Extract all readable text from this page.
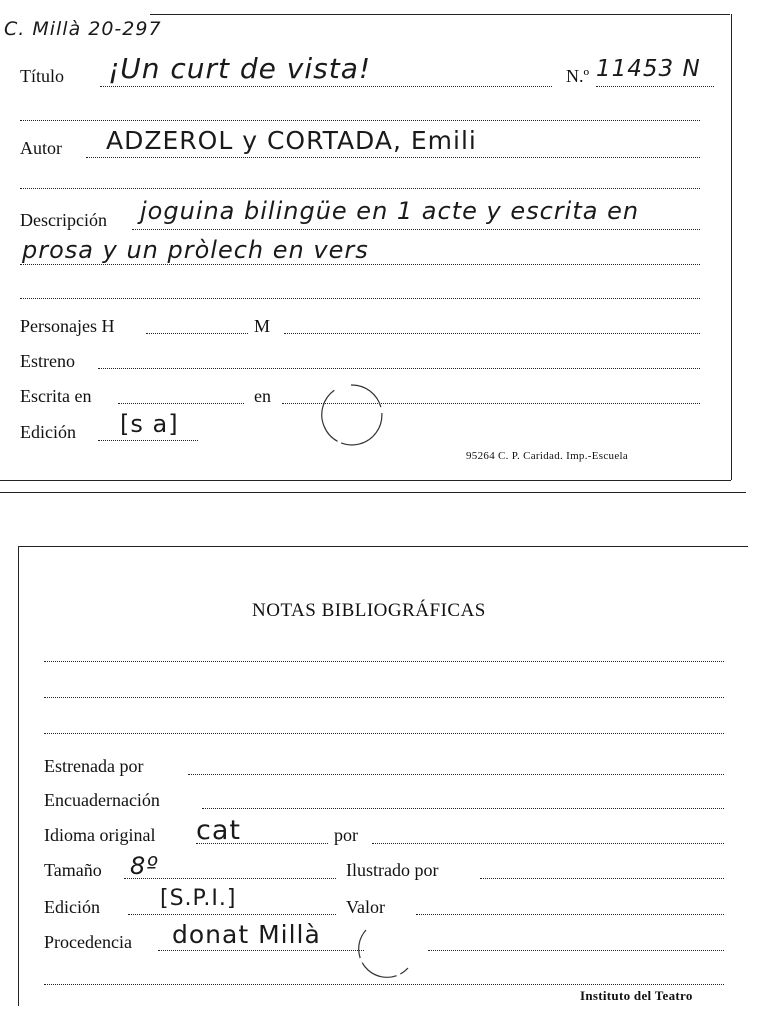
C. Millà 20-297
Título ¡Un curt de vista!	N.º 11453 N
Autor ADZEROL y CORTADA, Emili
Descripción joguina bilingüe en 1 acte y escrita en
prosa y un pròlech en vers
Personajes H	M
Estreno
Escrita en	en
Edición [s a]
95264 C. P. Caridad. Imp.-Escuela
NOTAS BIBLIOGRÁFICAS
Estrenada por
Encuadernación
Idioma original cat	por
Tamaño 8º	Ilustrado por
Edición	[S.P.I.]	Valor
Procedencia donat Millà
Instituto del Teatro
- - - -
[PROMPT]: Retype all entries exactly as they appear, dropping the images.

[RESULT OF THE EXERCISE]:
Extract all readable text from this page.
C. Millà 20-297
Título ¡Un curt de vista!	N.º 11453 N
Autor ADZEROL y CORTADA, Emili
Descripción joguina bilingüe en 1 acte y escrita en
prosa y un pròlech en vers
Personajes H	M
Estreno
Escrita en	en
Edición [s a]
95264 C. P. Caridad. Imp.-Escuela
NOTAS BIBLIOGRÁFICAS
Estrenada por
Encuadernación
Idioma original cat	por
Tamaño 8º	Ilustrado por
Edición	[S.P.I.]	Valor
Procedencia donat Millà
Instituto del Teatro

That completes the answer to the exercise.